- **Exercise task**
Please report every line from the material that contains the word "反应达到平衡".

- **Records for the exercise**
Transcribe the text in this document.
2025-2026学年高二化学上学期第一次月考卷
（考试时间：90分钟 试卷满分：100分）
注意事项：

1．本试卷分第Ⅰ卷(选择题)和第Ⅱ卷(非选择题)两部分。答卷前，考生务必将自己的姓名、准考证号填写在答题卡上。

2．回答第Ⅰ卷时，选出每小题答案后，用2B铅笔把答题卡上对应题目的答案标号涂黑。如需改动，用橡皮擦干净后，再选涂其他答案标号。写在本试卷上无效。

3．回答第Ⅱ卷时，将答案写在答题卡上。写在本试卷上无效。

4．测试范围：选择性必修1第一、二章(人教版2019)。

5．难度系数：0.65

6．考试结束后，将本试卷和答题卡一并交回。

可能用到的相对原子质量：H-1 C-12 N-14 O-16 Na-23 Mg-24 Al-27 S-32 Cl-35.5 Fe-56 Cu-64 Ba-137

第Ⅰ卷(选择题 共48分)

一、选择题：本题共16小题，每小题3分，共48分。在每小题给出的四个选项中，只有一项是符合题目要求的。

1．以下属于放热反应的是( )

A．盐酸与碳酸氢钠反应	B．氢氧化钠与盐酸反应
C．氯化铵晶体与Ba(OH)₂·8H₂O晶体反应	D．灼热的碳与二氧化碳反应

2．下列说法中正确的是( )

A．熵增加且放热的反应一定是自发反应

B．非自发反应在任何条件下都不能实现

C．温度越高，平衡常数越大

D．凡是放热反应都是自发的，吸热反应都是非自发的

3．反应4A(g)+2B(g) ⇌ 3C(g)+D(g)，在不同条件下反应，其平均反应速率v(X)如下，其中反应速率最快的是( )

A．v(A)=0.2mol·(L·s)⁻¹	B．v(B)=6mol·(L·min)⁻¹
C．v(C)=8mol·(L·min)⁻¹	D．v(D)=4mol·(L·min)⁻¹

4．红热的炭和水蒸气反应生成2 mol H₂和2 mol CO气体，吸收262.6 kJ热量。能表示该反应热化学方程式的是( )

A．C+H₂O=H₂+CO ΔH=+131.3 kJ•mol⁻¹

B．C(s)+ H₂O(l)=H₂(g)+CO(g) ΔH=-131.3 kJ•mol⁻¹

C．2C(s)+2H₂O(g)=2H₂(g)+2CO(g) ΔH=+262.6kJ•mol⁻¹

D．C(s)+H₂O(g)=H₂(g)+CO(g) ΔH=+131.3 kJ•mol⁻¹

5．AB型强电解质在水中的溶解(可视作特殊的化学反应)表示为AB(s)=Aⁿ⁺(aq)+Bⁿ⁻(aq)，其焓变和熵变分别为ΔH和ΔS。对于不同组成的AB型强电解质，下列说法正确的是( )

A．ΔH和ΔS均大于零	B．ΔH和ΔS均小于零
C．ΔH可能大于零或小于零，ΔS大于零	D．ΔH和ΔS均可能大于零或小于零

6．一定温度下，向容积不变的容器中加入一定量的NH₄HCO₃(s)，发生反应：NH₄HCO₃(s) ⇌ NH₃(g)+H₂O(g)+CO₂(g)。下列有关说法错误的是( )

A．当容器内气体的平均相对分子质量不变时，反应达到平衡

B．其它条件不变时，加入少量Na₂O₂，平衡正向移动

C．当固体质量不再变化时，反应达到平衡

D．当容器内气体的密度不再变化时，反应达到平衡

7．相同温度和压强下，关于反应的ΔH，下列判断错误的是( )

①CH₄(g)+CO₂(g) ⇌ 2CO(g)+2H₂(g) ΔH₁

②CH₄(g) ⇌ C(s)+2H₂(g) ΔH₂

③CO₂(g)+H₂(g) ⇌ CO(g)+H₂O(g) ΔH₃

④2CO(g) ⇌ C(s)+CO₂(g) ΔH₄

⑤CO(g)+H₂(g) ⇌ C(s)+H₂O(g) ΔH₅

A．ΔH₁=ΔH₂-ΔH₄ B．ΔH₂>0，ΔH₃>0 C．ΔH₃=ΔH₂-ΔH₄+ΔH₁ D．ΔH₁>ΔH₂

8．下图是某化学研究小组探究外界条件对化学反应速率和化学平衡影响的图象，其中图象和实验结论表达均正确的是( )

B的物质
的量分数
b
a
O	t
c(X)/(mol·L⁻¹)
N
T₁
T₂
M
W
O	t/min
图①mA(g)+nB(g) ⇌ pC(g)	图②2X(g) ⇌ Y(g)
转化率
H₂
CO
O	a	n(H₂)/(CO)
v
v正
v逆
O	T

- **Result for this exercise**
A．当容器内气体的平均相对分子质量不变时，反应达到平衡
C．当固体质量不再变化时，反应达到平衡
D．当容器内气体的密度不再变化时，反应达到平衡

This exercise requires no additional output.